Stored data entries »
════════════════

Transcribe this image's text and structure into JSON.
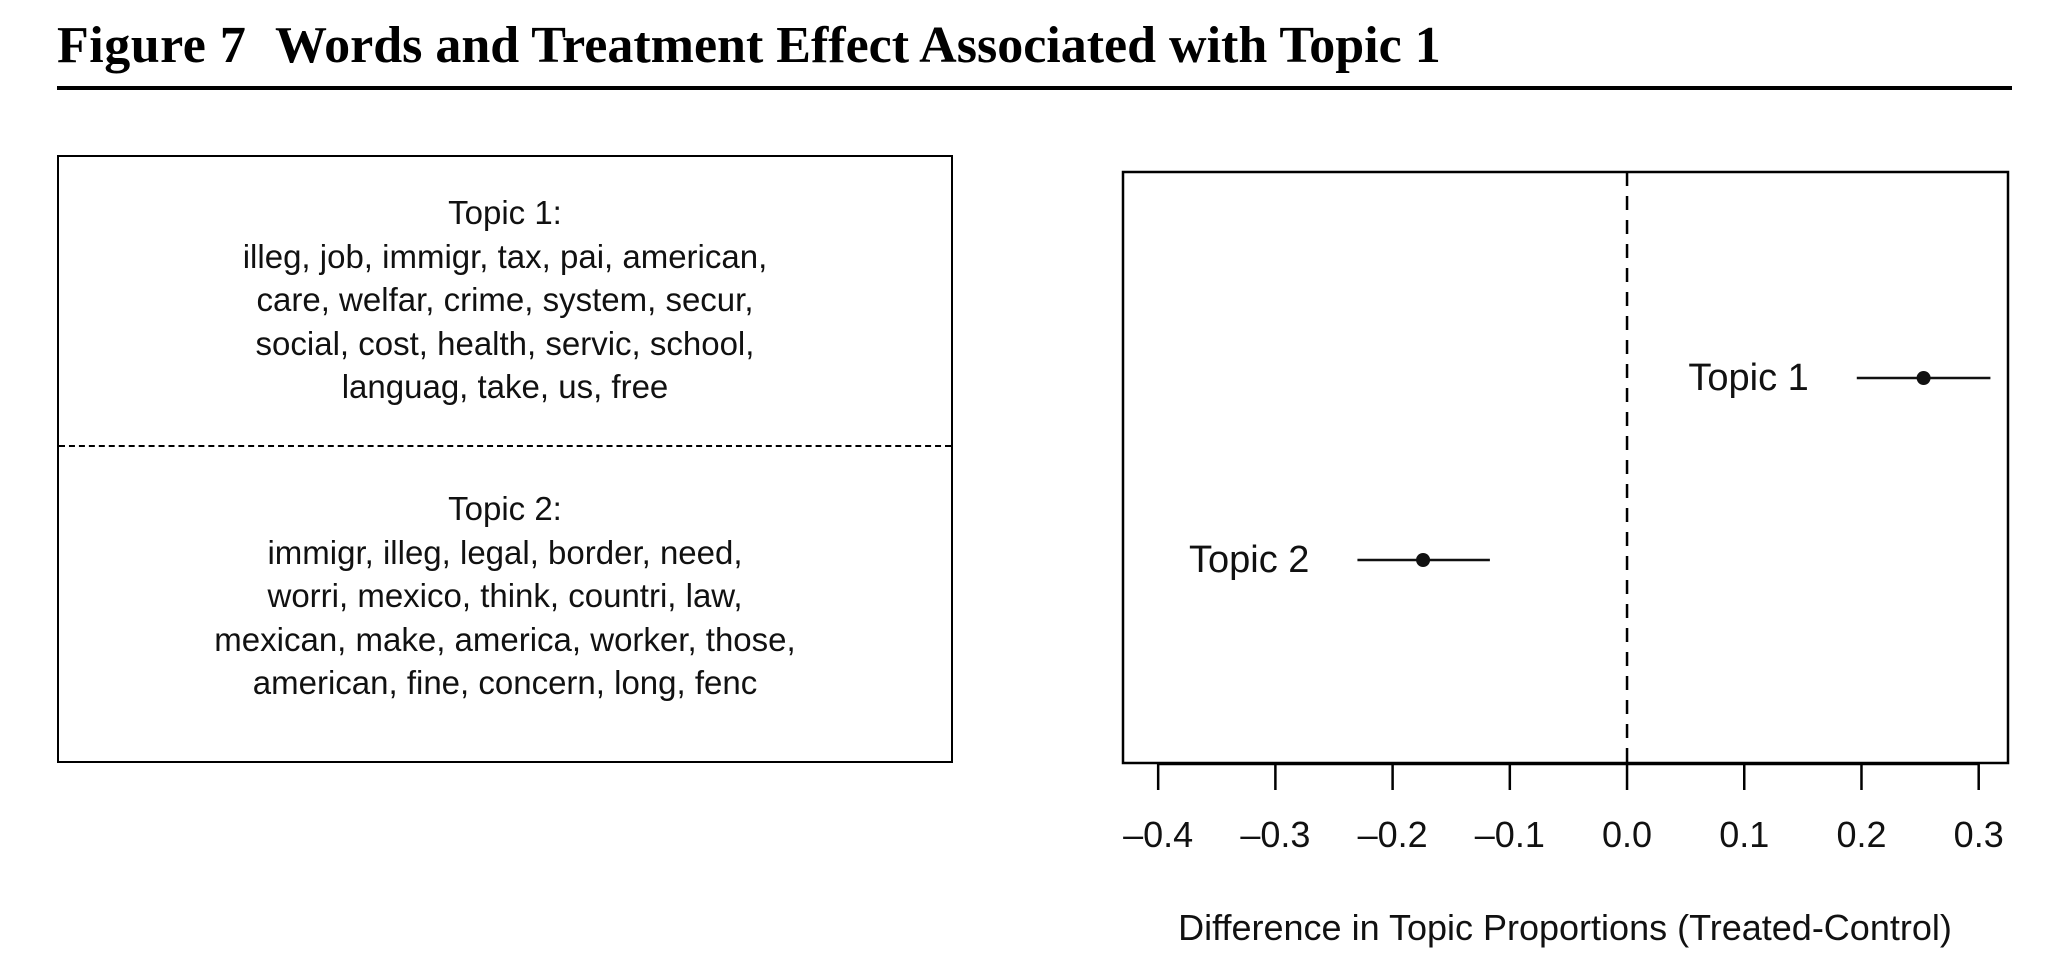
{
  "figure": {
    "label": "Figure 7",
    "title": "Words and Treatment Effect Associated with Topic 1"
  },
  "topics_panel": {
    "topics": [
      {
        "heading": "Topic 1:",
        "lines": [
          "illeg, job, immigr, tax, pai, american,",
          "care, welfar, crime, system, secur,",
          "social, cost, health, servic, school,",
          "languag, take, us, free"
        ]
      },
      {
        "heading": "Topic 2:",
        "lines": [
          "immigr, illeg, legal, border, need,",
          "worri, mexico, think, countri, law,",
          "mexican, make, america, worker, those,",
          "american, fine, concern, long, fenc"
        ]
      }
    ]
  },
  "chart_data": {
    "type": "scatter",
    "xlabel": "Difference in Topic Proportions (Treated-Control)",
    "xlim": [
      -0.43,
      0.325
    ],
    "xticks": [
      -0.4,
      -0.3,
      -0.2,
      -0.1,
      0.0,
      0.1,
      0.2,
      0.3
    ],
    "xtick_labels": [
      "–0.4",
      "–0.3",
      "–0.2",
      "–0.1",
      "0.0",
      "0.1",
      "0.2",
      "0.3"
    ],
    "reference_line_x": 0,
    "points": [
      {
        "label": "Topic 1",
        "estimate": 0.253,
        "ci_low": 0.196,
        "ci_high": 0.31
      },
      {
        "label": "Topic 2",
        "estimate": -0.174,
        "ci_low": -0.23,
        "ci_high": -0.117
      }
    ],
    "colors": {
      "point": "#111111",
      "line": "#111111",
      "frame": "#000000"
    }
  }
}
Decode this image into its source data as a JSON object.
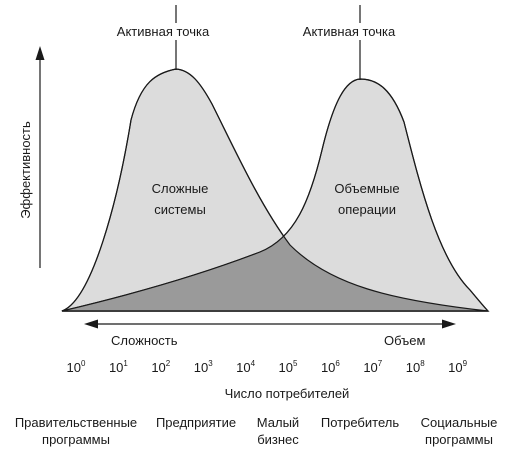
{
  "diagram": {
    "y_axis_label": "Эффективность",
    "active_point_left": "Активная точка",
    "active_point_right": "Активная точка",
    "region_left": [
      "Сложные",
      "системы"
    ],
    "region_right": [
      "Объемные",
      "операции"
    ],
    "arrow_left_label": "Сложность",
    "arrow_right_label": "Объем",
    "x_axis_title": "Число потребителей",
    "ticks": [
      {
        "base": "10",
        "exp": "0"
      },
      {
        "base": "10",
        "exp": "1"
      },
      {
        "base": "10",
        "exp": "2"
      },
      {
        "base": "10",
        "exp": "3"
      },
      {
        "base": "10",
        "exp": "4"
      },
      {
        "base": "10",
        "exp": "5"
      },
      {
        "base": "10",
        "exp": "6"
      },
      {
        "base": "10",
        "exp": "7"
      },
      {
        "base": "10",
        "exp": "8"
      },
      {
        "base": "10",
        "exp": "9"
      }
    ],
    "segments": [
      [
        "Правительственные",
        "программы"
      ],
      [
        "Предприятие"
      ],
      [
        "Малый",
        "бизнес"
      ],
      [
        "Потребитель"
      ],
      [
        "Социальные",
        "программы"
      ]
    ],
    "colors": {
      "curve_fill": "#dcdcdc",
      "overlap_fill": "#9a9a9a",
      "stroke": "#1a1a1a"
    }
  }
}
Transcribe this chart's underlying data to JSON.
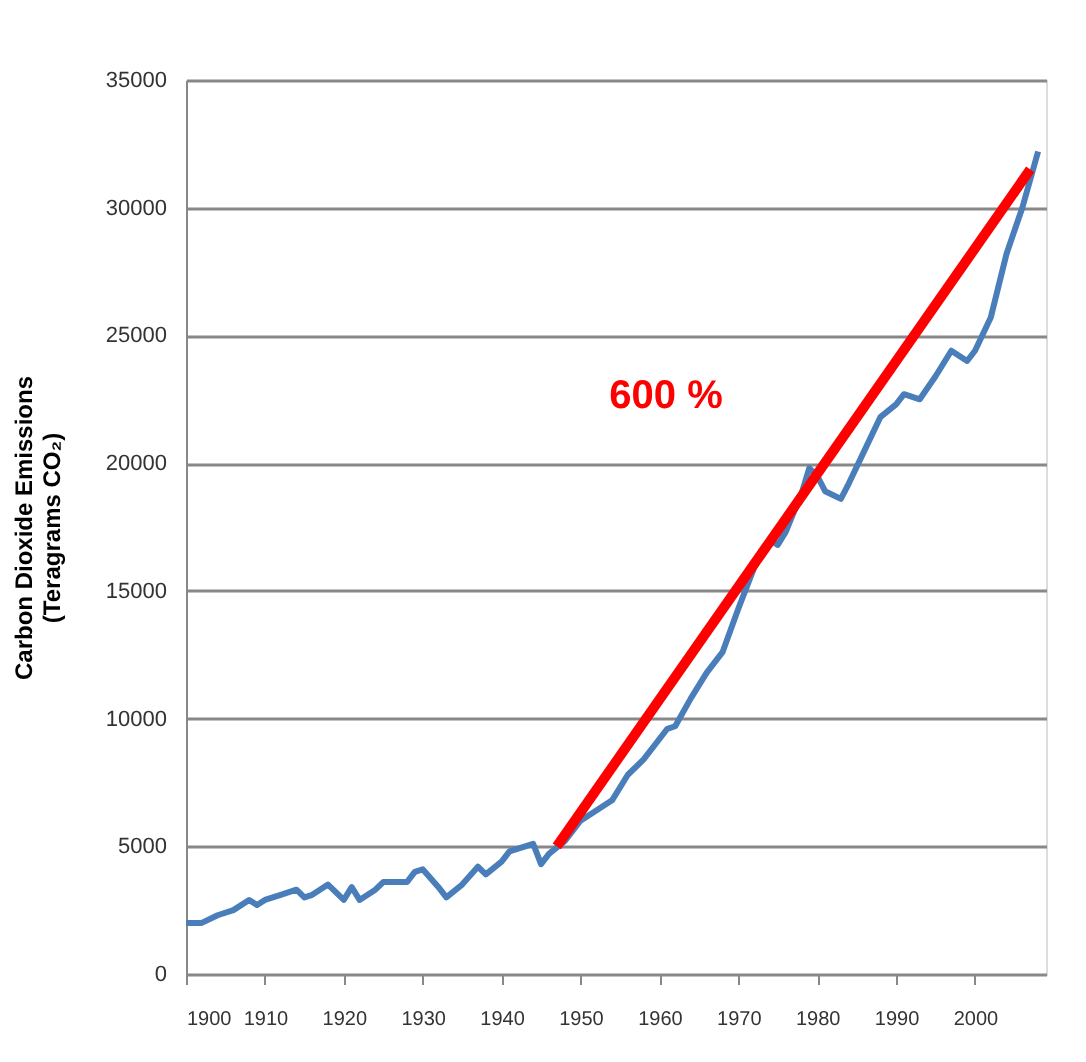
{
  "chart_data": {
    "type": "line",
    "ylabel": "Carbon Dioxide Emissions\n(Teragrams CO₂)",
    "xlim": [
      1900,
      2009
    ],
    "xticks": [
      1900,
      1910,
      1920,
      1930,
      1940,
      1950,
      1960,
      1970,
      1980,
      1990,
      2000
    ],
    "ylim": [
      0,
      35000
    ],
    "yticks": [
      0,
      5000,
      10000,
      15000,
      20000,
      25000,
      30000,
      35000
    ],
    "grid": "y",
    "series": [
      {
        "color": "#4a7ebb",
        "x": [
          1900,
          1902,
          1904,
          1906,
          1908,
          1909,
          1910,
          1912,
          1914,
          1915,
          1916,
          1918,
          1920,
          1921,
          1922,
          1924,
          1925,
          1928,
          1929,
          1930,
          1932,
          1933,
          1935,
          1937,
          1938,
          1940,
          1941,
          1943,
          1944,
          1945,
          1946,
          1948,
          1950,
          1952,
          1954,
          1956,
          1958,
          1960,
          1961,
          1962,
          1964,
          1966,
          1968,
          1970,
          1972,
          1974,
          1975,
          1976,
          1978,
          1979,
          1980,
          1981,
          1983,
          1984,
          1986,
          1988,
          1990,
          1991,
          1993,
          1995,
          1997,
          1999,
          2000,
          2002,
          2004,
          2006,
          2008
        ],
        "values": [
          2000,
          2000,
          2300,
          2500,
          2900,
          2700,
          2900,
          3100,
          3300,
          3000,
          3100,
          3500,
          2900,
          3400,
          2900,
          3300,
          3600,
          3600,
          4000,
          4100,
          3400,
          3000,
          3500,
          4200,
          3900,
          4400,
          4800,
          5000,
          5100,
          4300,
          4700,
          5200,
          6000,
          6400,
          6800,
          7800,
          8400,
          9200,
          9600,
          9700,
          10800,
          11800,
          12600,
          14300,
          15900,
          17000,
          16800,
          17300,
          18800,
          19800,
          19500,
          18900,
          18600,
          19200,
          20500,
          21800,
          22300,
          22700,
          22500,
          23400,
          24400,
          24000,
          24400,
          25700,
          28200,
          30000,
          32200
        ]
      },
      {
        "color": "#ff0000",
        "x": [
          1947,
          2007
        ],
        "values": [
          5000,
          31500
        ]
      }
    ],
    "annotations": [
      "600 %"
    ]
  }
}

════════════════

What is required » Copy every line above word for word and exclude the pictures.

Expected answer »
Transcribe this image's text and structure into JSON.
{
  "figure": {
    "label": "Figure 7",
    "title": "Words and Treatment Effect Associated with Topic 1"
  },
  "topics_panel": {
    "topics": [
      {
        "heading": "Topic 1:",
        "lines": [
          "illeg, job, immigr, tax, pai, american,",
          "care, welfar, crime, system, secur,",
          "social, cost, health, servic, school,",
          "languag, take, us, free"
        ]
      },
      {
        "heading": "Topic 2:",
        "lines": [
          "immigr, illeg, legal, border, need,",
          "worri, mexico, think, countri, law,",
          "mexican, make, america, worker, those,",
          "american, fine, concern, long, fenc"
        ]
      }
    ]
  },
  "chart_data": {
    "type": "scatter",
    "xlabel": "Difference in Topic Proportions (Treated-Control)",
    "xlim": [
      -0.43,
      0.325
    ],
    "xticks": [
      -0.4,
      -0.3,
      -0.2,
      -0.1,
      0.0,
      0.1,
      0.2,
      0.3
    ],
    "xtick_labels": [
      "–0.4",
      "–0.3",
      "–0.2",
      "–0.1",
      "0.0",
      "0.1",
      "0.2",
      "0.3"
    ],
    "reference_line_x": 0,
    "points": [
      {
        "label": "Topic 1",
        "estimate": 0.253,
        "ci_low": 0.196,
        "ci_high": 0.31
      },
      {
        "label": "Topic 2",
        "estimate": -0.174,
        "ci_low": -0.23,
        "ci_high": -0.117
      }
    ],
    "colors": {
      "point": "#111111",
      "line": "#111111",
      "frame": "#000000"
    }
  }
}
Decode this image into its source data as a JSON object.
{
  "diagram": {
    "y_axis_label": "Эффективность",
    "active_point_left": "Активная точка",
    "active_point_right": "Активная точка",
    "region_left": [
      "Сложные",
      "системы"
    ],
    "region_right": [
      "Объемные",
      "операции"
    ],
    "arrow_left_label": "Сложность",
    "arrow_right_label": "Объем",
    "x_axis_title": "Число потребителей",
    "ticks": [
      {
        "base": "10",
        "exp": "0"
      },
      {
        "base": "10",
        "exp": "1"
      },
      {
        "base": "10",
        "exp": "2"
      },
      {
        "base": "10",
        "exp": "3"
      },
      {
        "base": "10",
        "exp": "4"
      },
      {
        "base": "10",
        "exp": "5"
      },
      {
        "base": "10",
        "exp": "6"
      },
      {
        "base": "10",
        "exp": "7"
      },
      {
        "base": "10",
        "exp": "8"
      },
      {
        "base": "10",
        "exp": "9"
      }
    ],
    "segments": [
      [
        "Правительственные",
        "программы"
      ],
      [
        "Предприятие"
      ],
      [
        "Малый",
        "бизнес"
      ],
      [
        "Потребитель"
      ],
      [
        "Социальные",
        "программы"
      ]
    ],
    "colors": {
      "curve_fill": "#dcdcdc",
      "overlap_fill": "#9a9a9a",
      "stroke": "#1a1a1a"
    }
  }
}
Transcribe this chart's underlying data to JSON.
{
  "chart_data": {
    "type": "line",
    "ylabel": "Carbon Dioxide Emissions\n(Teragrams CO₂)",
    "xlim": [
      1900,
      2009
    ],
    "xticks": [
      1900,
      1910,
      1920,
      1930,
      1940,
      1950,
      1960,
      1970,
      1980,
      1990,
      2000
    ],
    "ylim": [
      0,
      35000
    ],
    "yticks": [
      0,
      5000,
      10000,
      15000,
      20000,
      25000,
      30000,
      35000
    ],
    "grid": "y",
    "series": [
      {
        "color": "#4a7ebb",
        "x": [
          1900,
          1902,
          1904,
          1906,
          1908,
          1909,
          1910,
          1912,
          1914,
          1915,
          1916,
          1918,
          1920,
          1921,
          1922,
          1924,
          1925,
          1928,
          1929,
          1930,
          1932,
          1933,
          1935,
          1937,
          1938,
          1940,
          1941,
          1943,
          1944,
          1945,
          1946,
          1948,
          1950,
          1952,
          1954,
          1956,
          1958,
          1960,
          1961,
          1962,
          1964,
          1966,
          1968,
          1970,
          1972,
          1974,
          1975,
          1976,
          1978,
          1979,
          1980,
          1981,
          1983,
          1984,
          1986,
          1988,
          1990,
          1991,
          1993,
          1995,
          1997,
          1999,
          2000,
          2002,
          2004,
          2006,
          2008
        ],
        "values": [
          2000,
          2000,
          2300,
          2500,
          2900,
          2700,
          2900,
          3100,
          3300,
          3000,
          3100,
          3500,
          2900,
          3400,
          2900,
          3300,
          3600,
          3600,
          4000,
          4100,
          3400,
          3000,
          3500,
          4200,
          3900,
          4400,
          4800,
          5000,
          5100,
          4300,
          4700,
          5200,
          6000,
          6400,
          6800,
          7800,
          8400,
          9200,
          9600,
          9700,
          10800,
          11800,
          12600,
          14300,
          15900,
          17000,
          16800,
          17300,
          18800,
          19800,
          19500,
          18900,
          18600,
          19200,
          20500,
          21800,
          22300,
          22700,
          22500,
          23400,
          24400,
          24000,
          24400,
          25700,
          28200,
          30000,
          32200
        ]
      },
      {
        "color": "#ff0000",
        "x": [
          1947,
          2007
        ],
        "values": [
          5000,
          31500
        ]
      }
    ],
    "annotations": [
      "600 %"
    ]
  }
}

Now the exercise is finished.